* _PROVIDED RECORDS_:
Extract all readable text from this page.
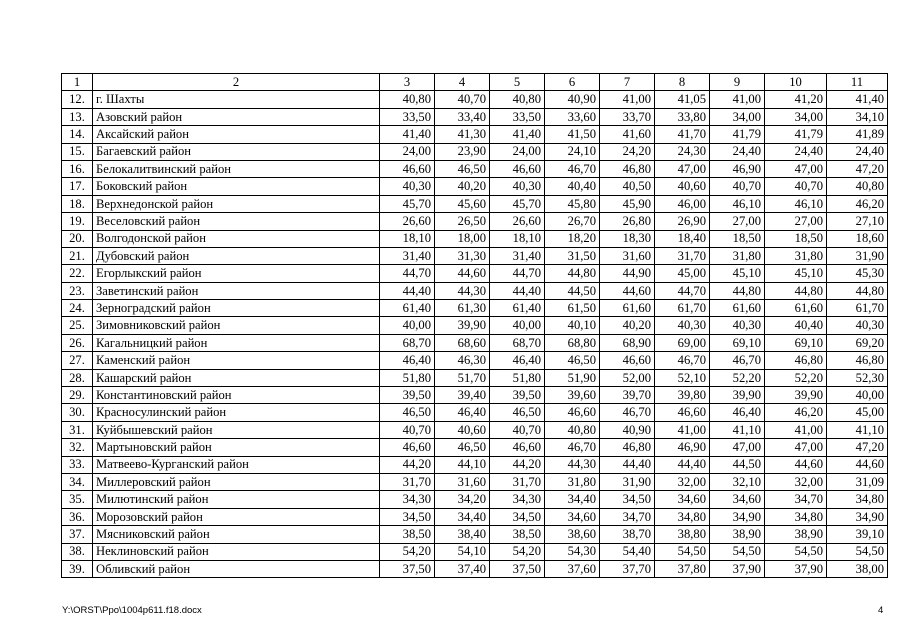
1	2	3	4	5	6	7	8	9	10	11
12.	г. Шахты	40,80	40,70	40,80	40,90	41,00	41,05	41,00	41,20	41,40
13.	Азовский район	33,50	33,40	33,50	33,60	33,70	33,80	34,00	34,00	34,10
14.	Аксайский район	41,40	41,30	41,40	41,50	41,60	41,70	41,79	41,79	41,89
15.	Багаевский район	24,00	23,90	24,00	24,10	24,20	24,30	24,40	24,40	24,40
16.	Белокалитвинский район	46,60	46,50	46,60	46,70	46,80	47,00	46,90	47,00	47,20
17.	Боковский район	40,30	40,20	40,30	40,40	40,50	40,60	40,70	40,70	40,80
18.	Верхнедонской район	45,70	45,60	45,70	45,80	45,90	46,00	46,10	46,10	46,20
19.	Веселовский район	26,60	26,50	26,60	26,70	26,80	26,90	27,00	27,00	27,10
20.	Волгодонской район	18,10	18,00	18,10	18,20	18,30	18,40	18,50	18,50	18,60
21.	Дубовский район	31,40	31,30	31,40	31,50	31,60	31,70	31,80	31,80	31,90
22.	Егорлыкский район	44,70	44,60	44,70	44,80	44,90	45,00	45,10	45,10	45,30
23.	Заветинский район	44,40	44,30	44,40	44,50	44,60	44,70	44,80	44,80	44,80
24.	Зерноградский район	61,40	61,30	61,40	61,50	61,60	61,70	61,60	61,60	61,70
25.	Зимовниковский район	40,00	39,90	40,00	40,10	40,20	40,30	40,30	40,40	40,30
26.	Кагальницкий район	68,70	68,60	68,70	68,80	68,90	69,00	69,10	69,10	69,20
27.	Каменский район	46,40	46,30	46,40	46,50	46,60	46,70	46,70	46,80	46,80
28.	Кашарский район	51,80	51,70	51,80	51,90	52,00	52,10	52,20	52,20	52,30
29.	Константиновский район	39,50	39,40	39,50	39,60	39,70	39,80	39,90	39,90	40,00
30.	Красносулинский район	46,50	46,40	46,50	46,60	46,70	46,60	46,40	46,20	45,00
31.	Куйбышевский район	40,70	40,60	40,70	40,80	40,90	41,00	41,10	41,00	41,10
32.	Мартыновский район	46,60	46,50	46,60	46,70	46,80	46,90	47,00	47,00	47,20
33.	Матвеево-Курганский район	44,20	44,10	44,20	44,30	44,40	44,40	44,50	44,60	44,60
34.	Миллеровский район	31,70	31,60	31,70	31,80	31,90	32,00	32,10	32,00	31,09
35.	Милютинский район	34,30	34,20	34,30	34,40	34,50	34,60	34,60	34,70	34,80
36.	Морозовский район	34,50	34,40	34,50	34,60	34,70	34,80	34,90	34,80	34,90
37.	Мясниковский район	38,50	38,40	38,50	38,60	38,70	38,80	38,90	38,90	39,10
38.	Неклиновский район	54,20	54,10	54,20	54,30	54,40	54,50	54,50	54,50	54,50
39.	Обливский район	37,50	37,40	37,50	37,60	37,70	37,80	37,90	37,90	38,00
Y:\ORST\Ppo\1004p611.f18.docx	4
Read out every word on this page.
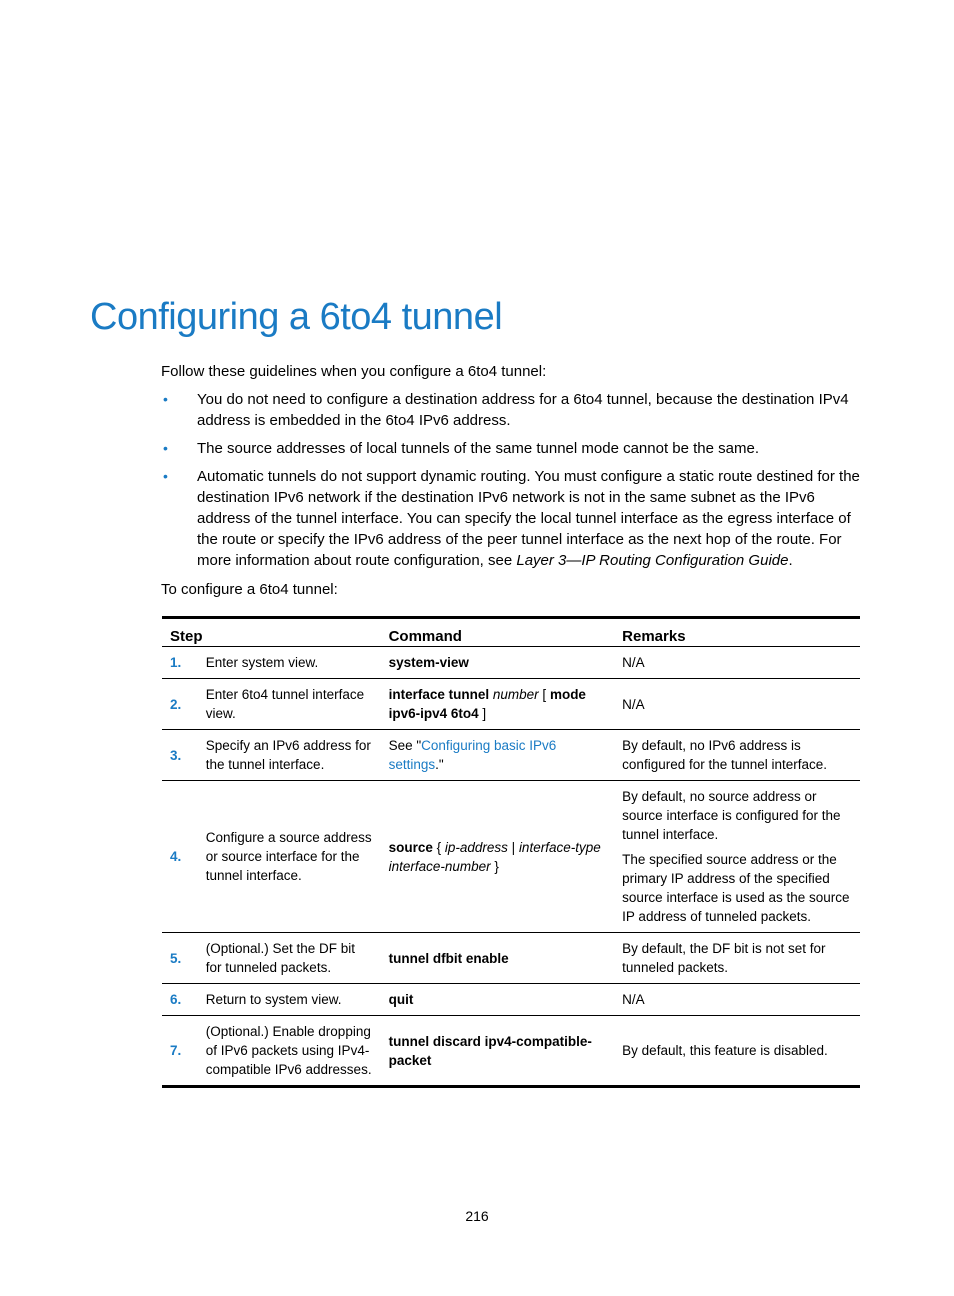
Configuring a 6to4 tunnel
Follow these guidelines when you configure a 6to4 tunnel:
• You do not need to configure a destination address for a 6to4 tunnel, because the destination IPv4 address is embedded in the 6to4 IPv6 address.
• The source addresses of local tunnels of the same tunnel mode cannot be the same.
• Automatic tunnels do not support dynamic routing. You must configure a static route destined for the destination IPv6 network if the destination IPv6 network is not in the same subnet as the IPv6 address of the tunnel interface. You can specify the local tunnel interface as the egress interface of the route or specify the IPv6 address of the peer tunnel interface as the next hop of the route. For more information about route configuration, see Layer 3—IP Routing Configuration Guide.
To configure a 6to4 tunnel:
Step		Command	Remarks
1.	Enter system view.	system-view	N/A

2.	Enter 6to4 tunnel interface view.	interface tunnel number [ mode ipv6-ipv4 6to4 ]	N/A

3.	Specify an IPv6 address for the tunnel interface.	See "Configuring basic IPv6 settings."	By default, no IPv6 address is configured for the tunnel interface.

4.	Configure a source address or source interface for the tunnel interface.	source { ip-address | interface-type interface-number }	By default, no source address or source interface is configured for the tunnel interface.

The specified source address or the primary IP address of the specified source interface is used as the source IP address of tunneled packets.

5.	(Optional.) Set the DF bit for tunneled packets.	tunnel dfbit enable	By default, the DF bit is not set for tunneled packets.

6.	Return to system view.	quit	N/A

7.	(Optional.) Enable dropping of IPv6 packets using IPv4-compatible IPv6 addresses.	tunnel discard ipv4-compatible-packet	By default, this feature is disabled.

216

* _DIRECTIVE_: Print each record exactly as it stands, leaving the images out.

* _EXERCISE RESPONSE_:
Extract all readable text from this page.
1	2	3	4	5	6	7	8	9	10	11
12.	г. Шахты	40,80	40,70	40,80	40,90	41,00	41,05	41,00	41,20	41,40
13.	Азовский район	33,50	33,40	33,50	33,60	33,70	33,80	34,00	34,00	34,10
14.	Аксайский район	41,40	41,30	41,40	41,50	41,60	41,70	41,79	41,79	41,89
15.	Багаевский район	24,00	23,90	24,00	24,10	24,20	24,30	24,40	24,40	24,40
16.	Белокалитвинский район	46,60	46,50	46,60	46,70	46,80	47,00	46,90	47,00	47,20
17.	Боковский район	40,30	40,20	40,30	40,40	40,50	40,60	40,70	40,70	40,80
18.	Верхнедонской район	45,70	45,60	45,70	45,80	45,90	46,00	46,10	46,10	46,20
19.	Веселовский район	26,60	26,50	26,60	26,70	26,80	26,90	27,00	27,00	27,10
20.	Волгодонской район	18,10	18,00	18,10	18,20	18,30	18,40	18,50	18,50	18,60
21.	Дубовский район	31,40	31,30	31,40	31,50	31,60	31,70	31,80	31,80	31,90
22.	Егорлыкский район	44,70	44,60	44,70	44,80	44,90	45,00	45,10	45,10	45,30
23.	Заветинский район	44,40	44,30	44,40	44,50	44,60	44,70	44,80	44,80	44,80
24.	Зерноградский район	61,40	61,30	61,40	61,50	61,60	61,70	61,60	61,60	61,70
25.	Зимовниковский район	40,00	39,90	40,00	40,10	40,20	40,30	40,30	40,40	40,30
26.	Кагальницкий район	68,70	68,60	68,70	68,80	68,90	69,00	69,10	69,10	69,20
27.	Каменский район	46,40	46,30	46,40	46,50	46,60	46,70	46,70	46,80	46,80
28.	Кашарский район	51,80	51,70	51,80	51,90	52,00	52,10	52,20	52,20	52,30
29.	Константиновский район	39,50	39,40	39,50	39,60	39,70	39,80	39,90	39,90	40,00
30.	Красносулинский район	46,50	46,40	46,50	46,60	46,70	46,60	46,40	46,20	45,00
31.	Куйбышевский район	40,70	40,60	40,70	40,80	40,90	41,00	41,10	41,00	41,10
32.	Мартыновский район	46,60	46,50	46,60	46,70	46,80	46,90	47,00	47,00	47,20
33.	Матвеево-Курганский район	44,20	44,10	44,20	44,30	44,40	44,40	44,50	44,60	44,60
34.	Миллеровский район	31,70	31,60	31,70	31,80	31,90	32,00	32,10	32,00	31,09
35.	Милютинский район	34,30	34,20	34,30	34,40	34,50	34,60	34,60	34,70	34,80
36.	Морозовский район	34,50	34,40	34,50	34,60	34,70	34,80	34,90	34,80	34,90
37.	Мясниковский район	38,50	38,40	38,50	38,60	38,70	38,80	38,90	38,90	39,10
38.	Неклиновский район	54,20	54,10	54,20	54,30	54,40	54,50	54,50	54,50	54,50
39.	Обливский район	37,50	37,40	37,50	37,60	37,70	37,80	37,90	37,90	38,00
Y:\ORST\Ppo\1004p611.f18.docx	4
Read out every word on this page.
Configuring a 6to4 tunnel
Follow these guidelines when you configure a 6to4 tunnel:
• You do not need to configure a destination address for a 6to4 tunnel, because the destination IPv4 address is embedded in the 6to4 IPv6 address.
• The source addresses of local tunnels of the same tunnel mode cannot be the same.
• Automatic tunnels do not support dynamic routing. You must configure a static route destined for the destination IPv6 network if the destination IPv6 network is not in the same subnet as the IPv6 address of the tunnel interface. You can specify the local tunnel interface as the egress interface of the route or specify the IPv6 address of the peer tunnel interface as the next hop of the route. For more information about route configuration, see Layer 3—IP Routing Configuration Guide.
To configure a 6to4 tunnel:
Step		Command	Remarks
1.	Enter system view.	system-view	N/A

2.	Enter 6to4 tunnel interface view.	interface tunnel number [ mode ipv6-ipv4 6to4 ]	N/A

3.	Specify an IPv6 address for the tunnel interface.	See "Configuring basic IPv6 settings."	By default, no IPv6 address is configured for the tunnel interface.

4.	Configure a source address or source interface for the tunnel interface.	source { ip-address | interface-type interface-number }	By default, no source address or source interface is configured for the tunnel interface.

The specified source address or the primary IP address of the specified source interface is used as the source IP address of tunneled packets.

5.	(Optional.) Set the DF bit for tunneled packets.	tunnel dfbit enable	By default, the DF bit is not set for tunneled packets.

6.	Return to system view.	quit	N/A

7.	(Optional.) Enable dropping of IPv6 packets using IPv4-compatible IPv6 addresses.	tunnel discard ipv4-compatible-packet	By default, this feature is disabled.

216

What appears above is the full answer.